### DATA SUPPLIED
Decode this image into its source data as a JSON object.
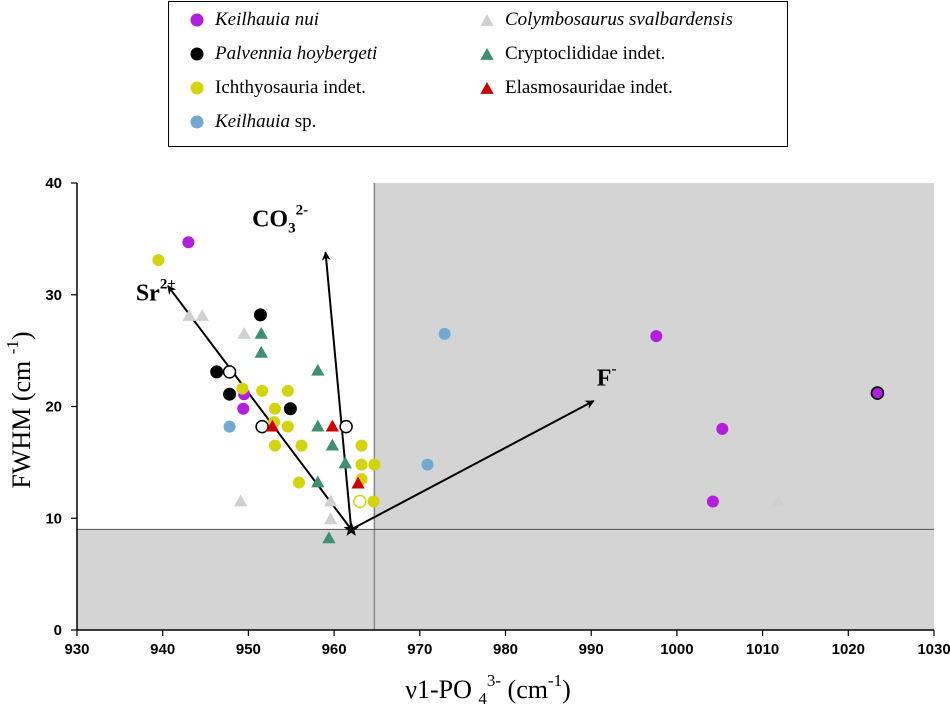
{
  "chart_data": {
    "type": "scatter",
    "title": "",
    "xlabel": "ν1-PO4³⁻ (cm⁻¹)",
    "ylabel": "FWHM (cm⁻¹)",
    "xlim": [
      930,
      1030
    ],
    "ylim": [
      0,
      40
    ],
    "xticks": [
      930,
      940,
      950,
      960,
      970,
      980,
      990,
      1000,
      1010,
      1020,
      1030
    ],
    "yticks": [
      0,
      10,
      20,
      30,
      40
    ],
    "grid": false,
    "legend_position": "top-center",
    "shaded_region_note": "grey area: x > 964.7 or y < 9",
    "threshold_lines": {
      "x": 964.7,
      "y": 9.0
    },
    "reference_point": {
      "label": "star",
      "x": 962.0,
      "y": 9.0
    },
    "vectors": [
      {
        "label_main": "Sr",
        "label_sup": "2+",
        "from": [
          962.0,
          9.0
        ],
        "to": [
          940.6,
          30.8
        ],
        "label_at": [
          939.2,
          29.5
        ]
      },
      {
        "label_main": "CO",
        "label_sub": "3",
        "label_sup": "2-",
        "from": [
          962.0,
          9.0
        ],
        "to": [
          959.0,
          33.8
        ],
        "label_at": [
          953.7,
          36.1
        ]
      },
      {
        "label_main": "F",
        "label_sup": "-",
        "from": [
          962.0,
          9.0
        ],
        "to": [
          990.3,
          20.5
        ],
        "label_at": [
          991.8,
          21.9
        ]
      }
    ],
    "legend": [
      {
        "label": "Keilhauia nui",
        "label_plain": "",
        "italic": true,
        "marker": "circle",
        "color": "#b21edb",
        "column": 0
      },
      {
        "label": "Palvennia hoybergeti",
        "label_plain": "",
        "italic": true,
        "marker": "circle",
        "color": "#000000",
        "column": 0
      },
      {
        "label": "",
        "label_plain": "Ichthyosauria indet.",
        "italic": false,
        "marker": "circle",
        "color": "#d4d40e",
        "column": 0
      },
      {
        "label": "Keilhauia",
        "label_plain": " sp.",
        "italic": true,
        "marker": "circle",
        "color": "#74a9cf",
        "column": 0
      },
      {
        "label": "Colymbosaurus svalbardensis",
        "label_plain": "",
        "italic": true,
        "marker": "triangle",
        "color": "#d0d0d0",
        "column": 1
      },
      {
        "label": "",
        "label_plain": "Cryptoclididae indet.",
        "italic": false,
        "marker": "triangle",
        "color": "#3f8f73",
        "column": 1
      },
      {
        "label": "",
        "label_plain": "Elasmosauridae indet.",
        "italic": false,
        "marker": "triangle",
        "color": "#cc0000",
        "column": 1
      }
    ],
    "series": [
      {
        "name": "Keilhauia nui",
        "marker": "circle",
        "color": "#b21edb",
        "points": [
          [
            943.0,
            34.7
          ],
          [
            949.4,
            19.8
          ],
          [
            949.5,
            21.1
          ],
          [
            997.6,
            26.3
          ],
          [
            1005.3,
            18.0
          ],
          [
            1004.2,
            11.5
          ],
          [
            1023.4,
            21.2
          ]
        ]
      },
      {
        "name": "Palvennia hoybergeti",
        "marker": "circle",
        "color": "#000000",
        "points": [
          [
            946.3,
            23.1
          ],
          [
            947.8,
            21.1
          ],
          [
            951.4,
            28.2
          ],
          [
            954.9,
            19.8
          ],
          [
            1023.4,
            21.2
          ]
        ]
      },
      {
        "name": "Palvennia hoybergeti (open)",
        "marker": "open-circle",
        "color": "#000000",
        "points": [
          [
            947.8,
            23.1
          ],
          [
            951.6,
            18.2
          ],
          [
            961.4,
            18.2
          ]
        ]
      },
      {
        "name": "Ichthyosauria indet.",
        "marker": "circle",
        "color": "#d4d40e",
        "points": [
          [
            939.5,
            33.1
          ],
          [
            949.3,
            21.6
          ],
          [
            951.6,
            21.4
          ],
          [
            954.6,
            21.4
          ],
          [
            953.1,
            19.8
          ],
          [
            953.0,
            18.6
          ],
          [
            954.6,
            18.2
          ],
          [
            956.2,
            16.5
          ],
          [
            953.1,
            16.5
          ],
          [
            955.9,
            13.2
          ],
          [
            963.2,
            16.5
          ],
          [
            963.2,
            14.8
          ],
          [
            964.7,
            14.8
          ],
          [
            963.2,
            13.5
          ],
          [
            964.6,
            11.5
          ]
        ]
      },
      {
        "name": "Ichthyosauria indet. (open)",
        "marker": "open-circle",
        "color": "#d4d40e",
        "points": [
          [
            963.0,
            11.5
          ]
        ]
      },
      {
        "name": "Keilhauia sp.",
        "marker": "circle",
        "color": "#74a9cf",
        "points": [
          [
            947.8,
            18.2
          ],
          [
            972.9,
            26.5
          ],
          [
            970.9,
            14.8
          ]
        ]
      },
      {
        "name": "Colymbosaurus svalbardensis",
        "marker": "triangle",
        "color": "#d0d0d0",
        "points": [
          [
            943.1,
            28.1
          ],
          [
            944.6,
            28.1
          ],
          [
            949.5,
            26.5
          ],
          [
            949.1,
            11.5
          ],
          [
            959.6,
            11.5
          ],
          [
            959.6,
            9.9
          ],
          [
            1011.9,
            11.5
          ]
        ]
      },
      {
        "name": "Cryptoclididae indet.",
        "marker": "triangle",
        "color": "#3f8f73",
        "points": [
          [
            951.5,
            26.5
          ],
          [
            951.5,
            24.8
          ],
          [
            958.1,
            23.2
          ],
          [
            958.1,
            18.2
          ],
          [
            959.8,
            16.5
          ],
          [
            961.3,
            14.9
          ],
          [
            958.1,
            13.2
          ],
          [
            959.4,
            8.2
          ]
        ]
      },
      {
        "name": "Elasmosauridae indet.",
        "marker": "triangle",
        "color": "#cc0000",
        "points": [
          [
            952.8,
            18.2
          ],
          [
            959.8,
            18.2
          ],
          [
            962.8,
            13.1
          ]
        ]
      }
    ]
  }
}
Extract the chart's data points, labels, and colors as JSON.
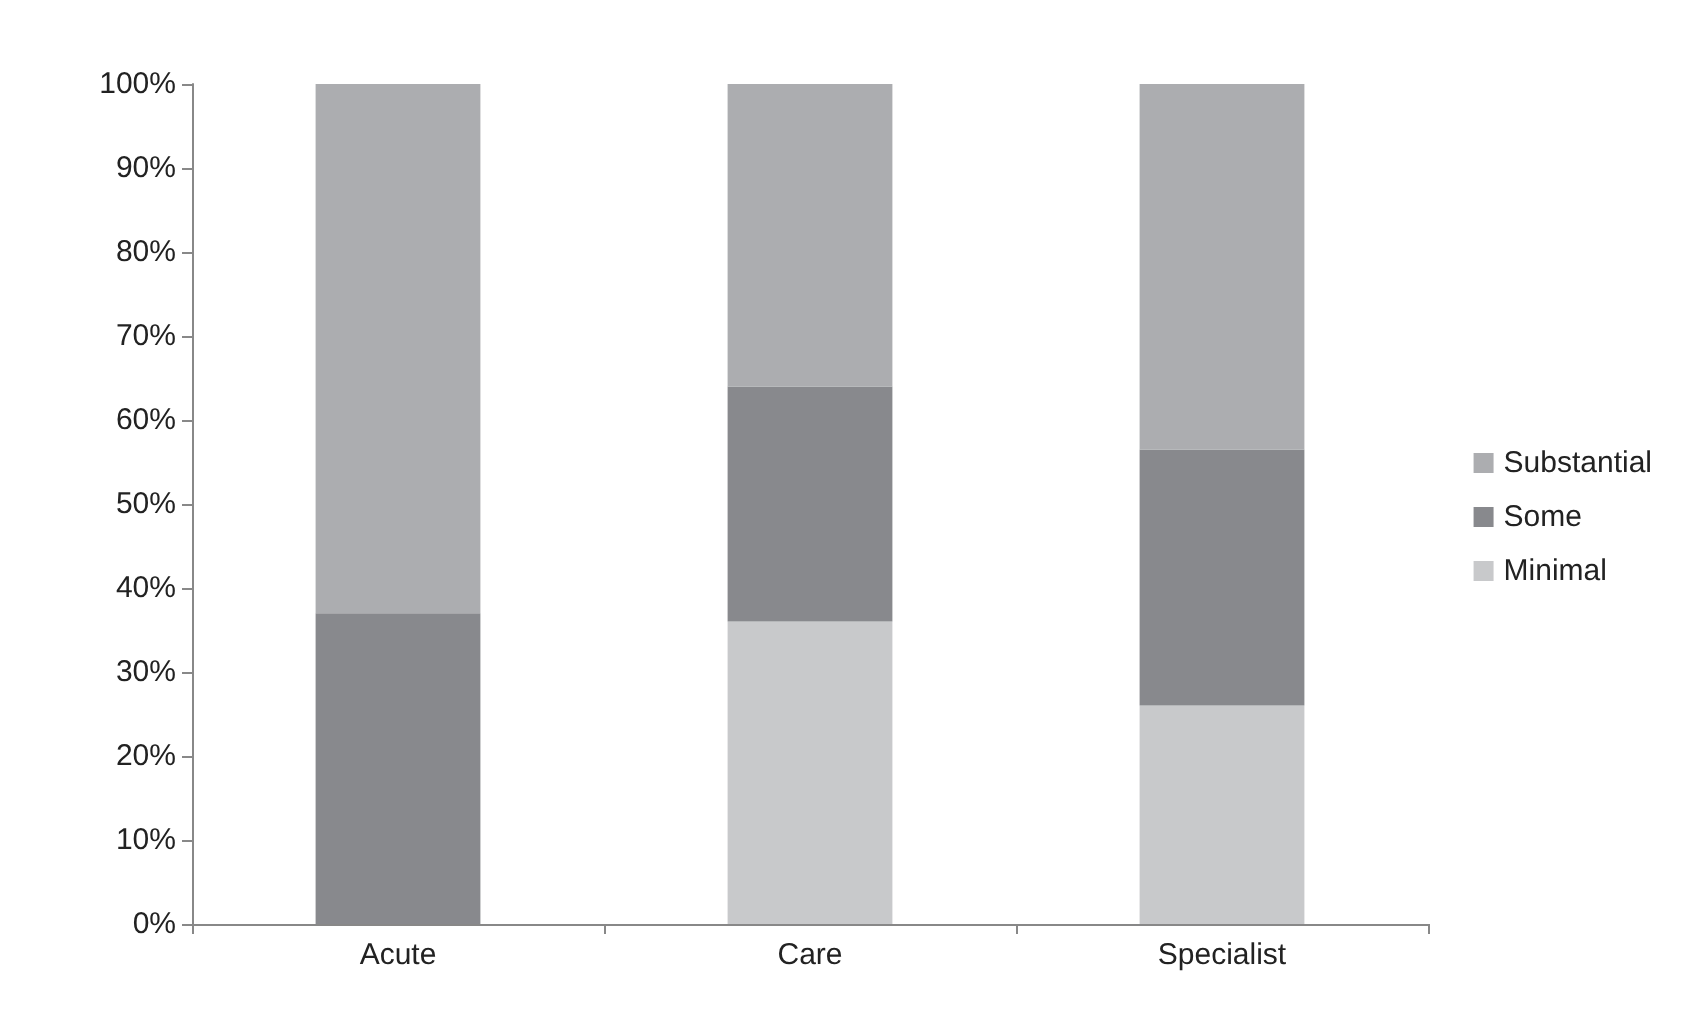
{
  "chart_data": {
    "type": "bar",
    "stacked": true,
    "categories": [
      "Acute",
      "Care",
      "Specialist"
    ],
    "series": [
      {
        "name": "Minimal",
        "color": "#c8c9cb",
        "values": [
          0,
          36,
          26
        ]
      },
      {
        "name": "Some",
        "color": "#88898d",
        "values": [
          37,
          28,
          30.5
        ]
      },
      {
        "name": "Substantial",
        "color": "#acadb0",
        "values": [
          63,
          36,
          43.5
        ]
      }
    ],
    "ylim": [
      0,
      100
    ],
    "yticks": [
      {
        "value": 0,
        "label": "0%"
      },
      {
        "value": 10,
        "label": "10%"
      },
      {
        "value": 20,
        "label": "20%"
      },
      {
        "value": 30,
        "label": "30%"
      },
      {
        "value": 40,
        "label": "40%"
      },
      {
        "value": 50,
        "label": "50%"
      },
      {
        "value": 60,
        "label": "60%"
      },
      {
        "value": 70,
        "label": "70%"
      },
      {
        "value": 80,
        "label": "80%"
      },
      {
        "value": 90,
        "label": "90%"
      },
      {
        "value": 100,
        "label": "100%"
      }
    ],
    "grid": false,
    "legend": "right"
  }
}
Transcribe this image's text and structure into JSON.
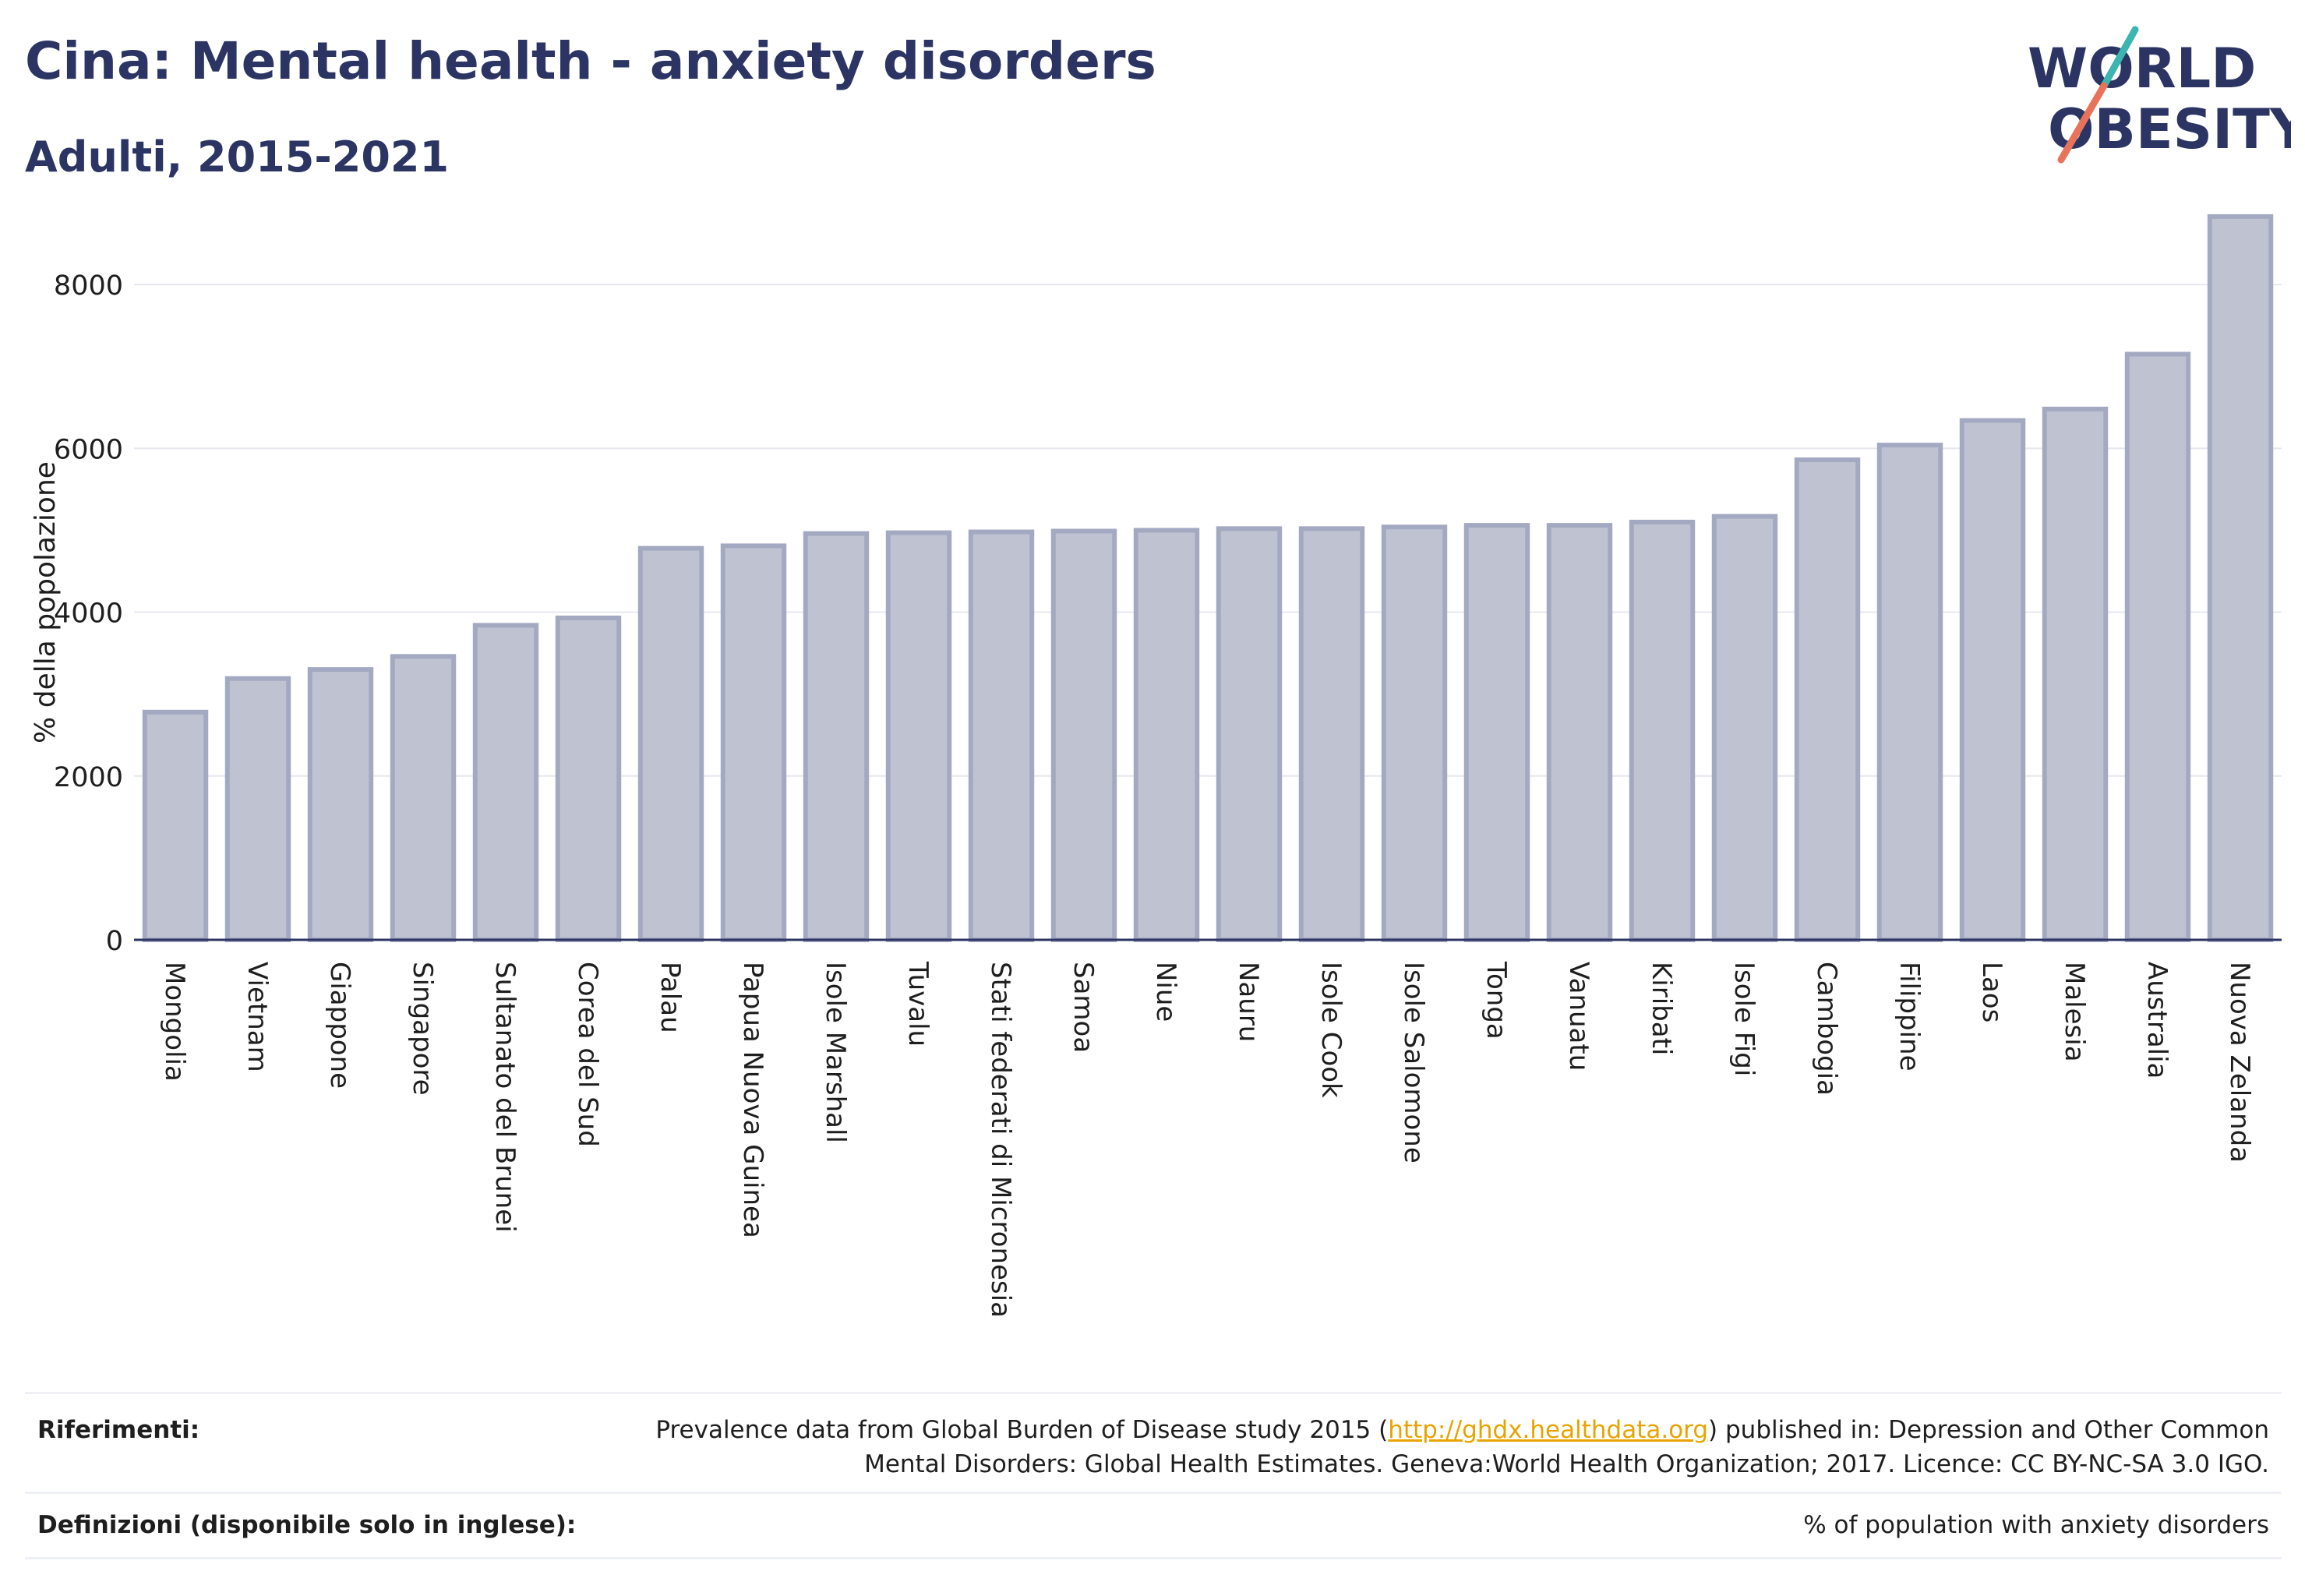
{
  "header": {
    "title": "Cina: Mental health - anxiety disorders",
    "subtitle": "Adulti, 2015-2021"
  },
  "logo": {
    "line1": "WORLD",
    "line2": "OBESITY",
    "colors": {
      "text": "#2b3463",
      "slash_top": "#3bb5b0",
      "slash_bottom": "#e8735a"
    }
  },
  "chart_data": {
    "type": "bar",
    "ylabel": "% della popolazione",
    "xlabel": "",
    "ylim": [
      0,
      9000
    ],
    "yticks": [
      0,
      2000,
      4000,
      6000,
      8000
    ],
    "grid": true,
    "bar_fill": "#bfc3d1",
    "bar_stroke": "#a4a9c2",
    "categories": [
      "Mongolia",
      "Vietnam",
      "Giappone",
      "Singapore",
      "Sultanato del Brunei",
      "Corea del Sud",
      "Palau",
      "Papua Nuova Guinea",
      "Isole Marshall",
      "Tuvalu",
      "Stati federati di Micronesia",
      "Samoa",
      "Niue",
      "Nauru",
      "Isole Cook",
      "Isole Salomone",
      "Tonga",
      "Vanuatu",
      "Kiribati",
      "Isole Figi",
      "Cambogia",
      "Filippine",
      "Laos",
      "Malesia",
      "Australia",
      "Nuova Zelanda"
    ],
    "values": [
      2780,
      3190,
      3300,
      3460,
      3840,
      3930,
      4780,
      4810,
      4960,
      4970,
      4980,
      4990,
      5000,
      5020,
      5020,
      5040,
      5060,
      5060,
      5100,
      5170,
      5860,
      6040,
      6340,
      6480,
      7150,
      8830
    ]
  },
  "footer": {
    "references_label": "Riferimenti:",
    "references_text_before": "Prevalence data from Global Burden of Disease study 2015 (",
    "references_link": "http://ghdx.healthdata.org",
    "references_text_after": ") published in: Depression and Other Common",
    "references_text_line2": "Mental Disorders: Global Health Estimates. Geneva:World Health Organization; 2017. Licence: CC BY-NC-SA 3.0 IGO.",
    "definitions_label": "Definizioni (disponibile solo in inglese):",
    "definitions_text": "% of population with anxiety disorders"
  }
}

### WRITTEN REQUEST
Using the listing above, locate the lines that hold "Ichthyosauria" and copy each one.

### RESULT FOR THIS TASK
        "label_plain": "Ichthyosauria indet.",
        "name": "Ichthyosauria indet.",
        "name": "Ichthyosauria indet. (open)",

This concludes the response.